Every line with the string "odbiór" should be gathered.

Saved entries
[start]

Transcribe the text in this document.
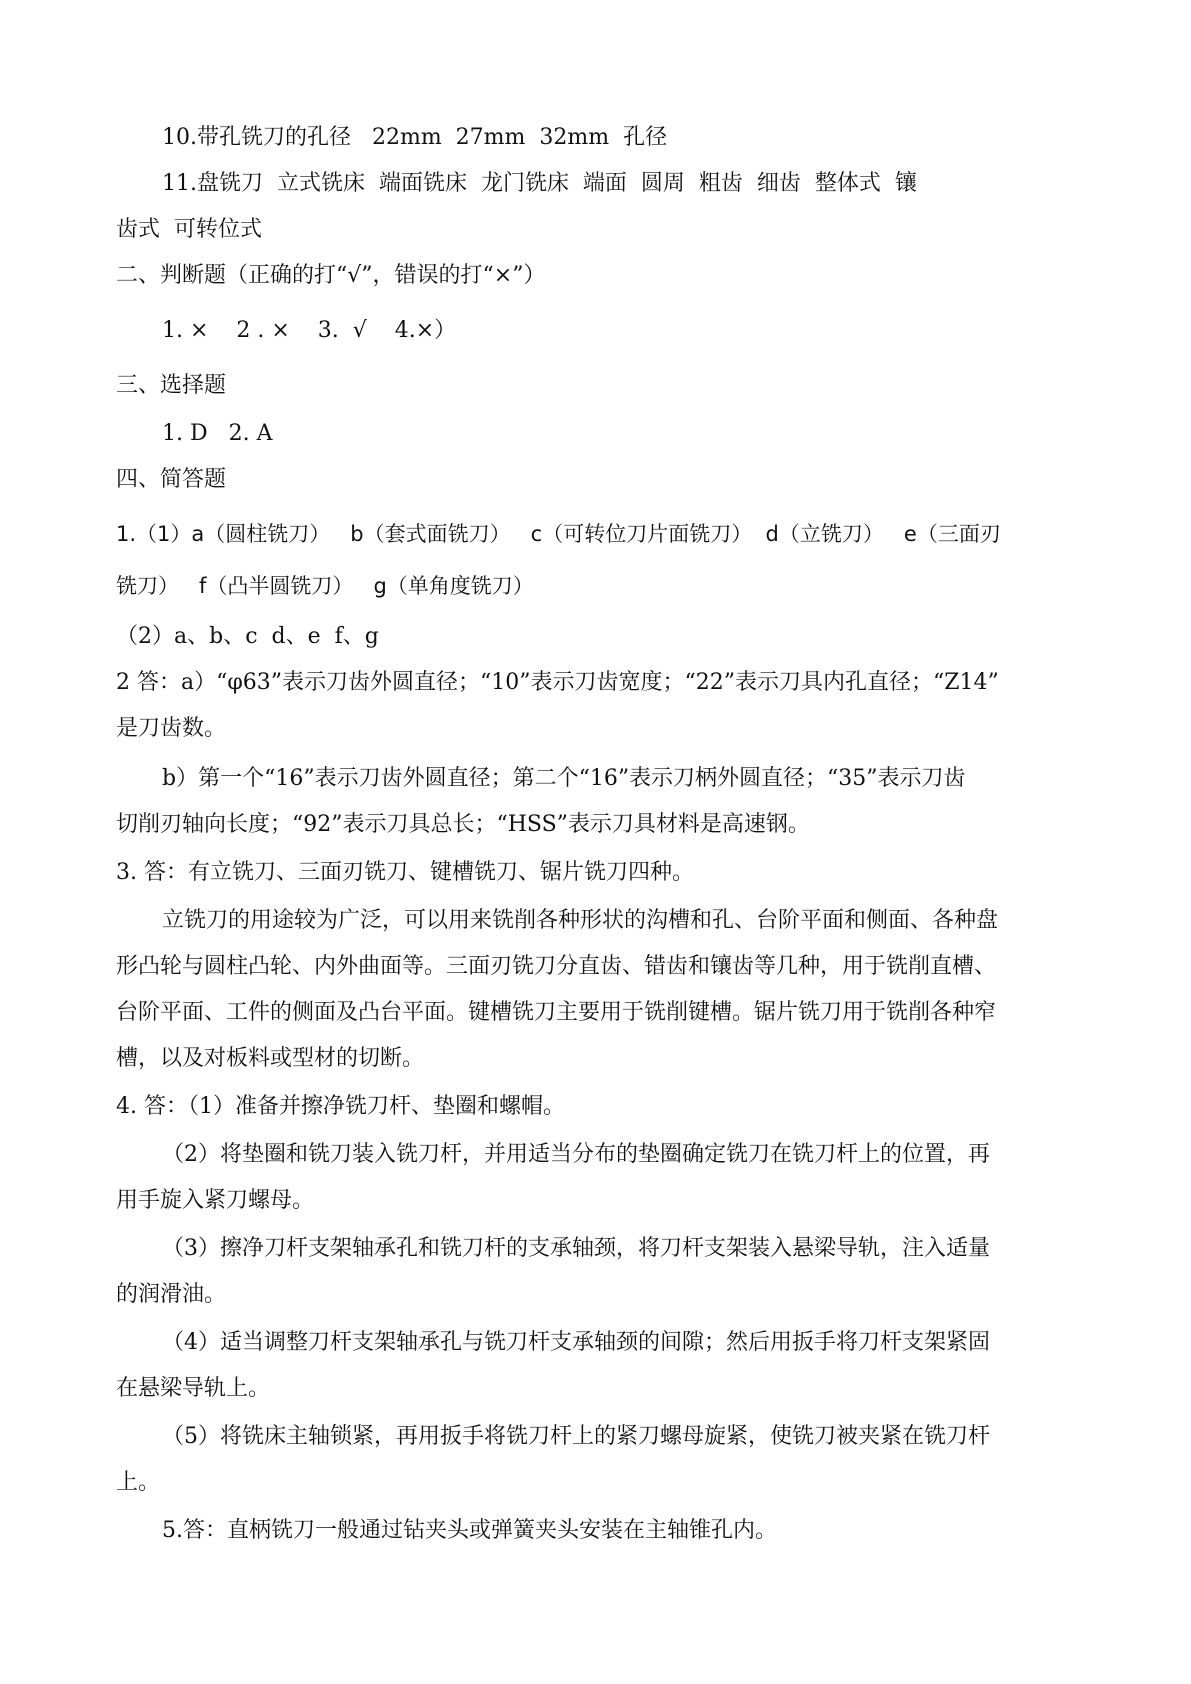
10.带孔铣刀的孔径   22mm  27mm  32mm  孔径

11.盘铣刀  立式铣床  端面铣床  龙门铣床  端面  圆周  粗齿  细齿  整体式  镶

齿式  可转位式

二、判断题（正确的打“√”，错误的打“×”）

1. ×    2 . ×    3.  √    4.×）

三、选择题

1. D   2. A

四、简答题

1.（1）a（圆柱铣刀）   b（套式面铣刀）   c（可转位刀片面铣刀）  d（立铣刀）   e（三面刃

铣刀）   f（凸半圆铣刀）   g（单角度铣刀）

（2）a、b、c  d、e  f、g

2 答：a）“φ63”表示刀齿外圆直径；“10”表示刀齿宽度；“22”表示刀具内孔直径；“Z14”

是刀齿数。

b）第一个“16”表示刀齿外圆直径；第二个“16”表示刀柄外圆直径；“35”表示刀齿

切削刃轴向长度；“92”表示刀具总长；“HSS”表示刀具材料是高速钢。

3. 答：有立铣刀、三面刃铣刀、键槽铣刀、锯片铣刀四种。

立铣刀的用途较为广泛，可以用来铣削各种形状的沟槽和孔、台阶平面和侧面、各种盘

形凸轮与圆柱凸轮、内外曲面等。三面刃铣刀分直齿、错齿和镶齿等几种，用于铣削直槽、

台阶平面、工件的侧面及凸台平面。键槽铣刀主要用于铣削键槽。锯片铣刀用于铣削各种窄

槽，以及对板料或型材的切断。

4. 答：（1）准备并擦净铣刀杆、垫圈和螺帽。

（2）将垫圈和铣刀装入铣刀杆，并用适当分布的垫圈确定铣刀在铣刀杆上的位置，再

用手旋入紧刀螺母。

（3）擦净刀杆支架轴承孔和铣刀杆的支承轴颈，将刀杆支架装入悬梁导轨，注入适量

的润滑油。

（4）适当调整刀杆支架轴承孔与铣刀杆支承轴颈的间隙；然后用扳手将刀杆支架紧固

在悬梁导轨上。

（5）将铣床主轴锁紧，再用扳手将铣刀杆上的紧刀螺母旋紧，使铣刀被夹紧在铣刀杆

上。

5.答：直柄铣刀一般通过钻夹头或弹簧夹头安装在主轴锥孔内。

[end]
[start]

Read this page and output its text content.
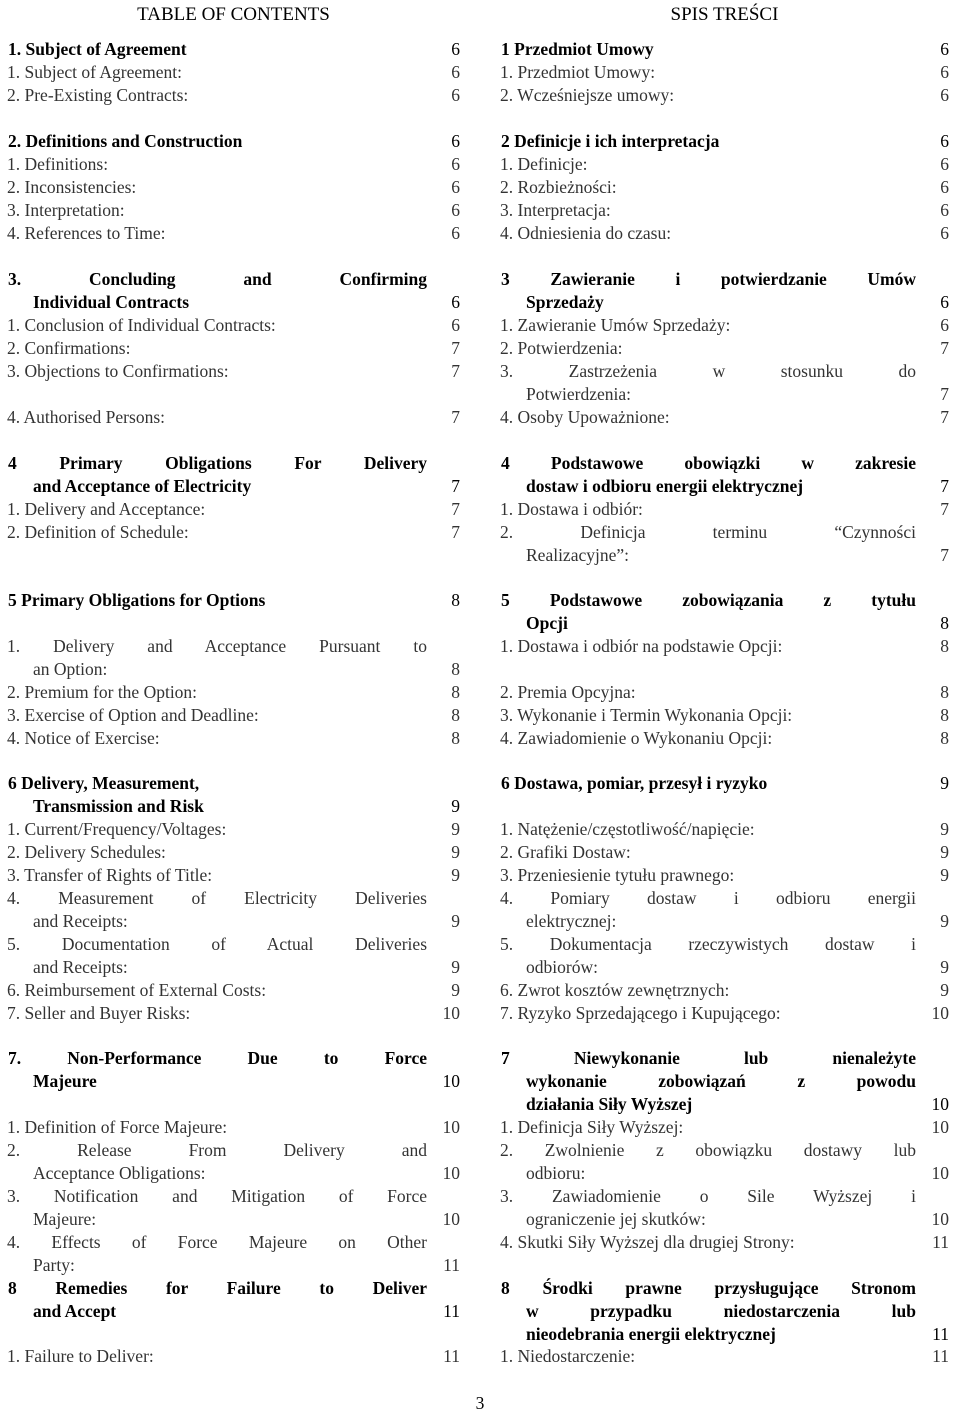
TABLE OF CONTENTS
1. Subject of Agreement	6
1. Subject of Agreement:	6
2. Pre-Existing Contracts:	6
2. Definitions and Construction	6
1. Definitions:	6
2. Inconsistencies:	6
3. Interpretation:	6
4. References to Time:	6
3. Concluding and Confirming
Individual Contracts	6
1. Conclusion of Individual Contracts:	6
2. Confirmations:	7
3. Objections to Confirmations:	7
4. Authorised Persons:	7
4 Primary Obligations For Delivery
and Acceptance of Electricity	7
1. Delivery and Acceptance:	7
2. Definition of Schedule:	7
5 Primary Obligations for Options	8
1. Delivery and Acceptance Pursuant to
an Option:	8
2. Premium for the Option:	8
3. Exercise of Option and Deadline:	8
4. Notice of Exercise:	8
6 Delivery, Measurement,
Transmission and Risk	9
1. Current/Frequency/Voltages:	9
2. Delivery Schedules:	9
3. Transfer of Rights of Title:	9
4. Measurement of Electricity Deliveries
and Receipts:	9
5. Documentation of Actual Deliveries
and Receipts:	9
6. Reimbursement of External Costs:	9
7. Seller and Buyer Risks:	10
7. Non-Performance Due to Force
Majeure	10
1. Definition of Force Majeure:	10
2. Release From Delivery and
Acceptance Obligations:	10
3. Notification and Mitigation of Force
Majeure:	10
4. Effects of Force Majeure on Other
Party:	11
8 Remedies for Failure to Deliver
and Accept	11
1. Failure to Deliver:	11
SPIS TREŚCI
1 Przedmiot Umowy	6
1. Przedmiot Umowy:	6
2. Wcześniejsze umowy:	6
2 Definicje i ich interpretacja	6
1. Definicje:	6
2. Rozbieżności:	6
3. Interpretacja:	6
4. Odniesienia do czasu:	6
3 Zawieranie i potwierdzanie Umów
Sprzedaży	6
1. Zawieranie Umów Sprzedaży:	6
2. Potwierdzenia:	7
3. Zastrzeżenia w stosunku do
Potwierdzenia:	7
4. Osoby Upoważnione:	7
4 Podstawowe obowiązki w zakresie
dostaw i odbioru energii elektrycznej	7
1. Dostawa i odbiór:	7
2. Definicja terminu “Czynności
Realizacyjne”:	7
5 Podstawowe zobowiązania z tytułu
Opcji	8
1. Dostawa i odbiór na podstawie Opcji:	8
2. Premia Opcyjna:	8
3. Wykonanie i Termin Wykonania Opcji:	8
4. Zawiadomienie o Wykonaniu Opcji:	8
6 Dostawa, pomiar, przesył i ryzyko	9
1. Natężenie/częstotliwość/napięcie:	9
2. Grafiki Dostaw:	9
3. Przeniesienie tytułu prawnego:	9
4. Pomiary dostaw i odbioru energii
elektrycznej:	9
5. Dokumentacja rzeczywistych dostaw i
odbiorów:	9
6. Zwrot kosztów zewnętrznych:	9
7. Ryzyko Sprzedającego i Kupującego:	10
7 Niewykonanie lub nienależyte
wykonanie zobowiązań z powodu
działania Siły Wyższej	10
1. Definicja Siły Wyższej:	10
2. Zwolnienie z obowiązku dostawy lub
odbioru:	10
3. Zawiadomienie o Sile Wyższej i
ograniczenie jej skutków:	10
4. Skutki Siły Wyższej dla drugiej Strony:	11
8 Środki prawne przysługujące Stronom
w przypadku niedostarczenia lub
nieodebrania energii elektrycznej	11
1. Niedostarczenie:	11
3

[end]

Full response
1. Dostawa i odbiór:	7
1. Dostawa i odbiór na podstawie Opcji:	8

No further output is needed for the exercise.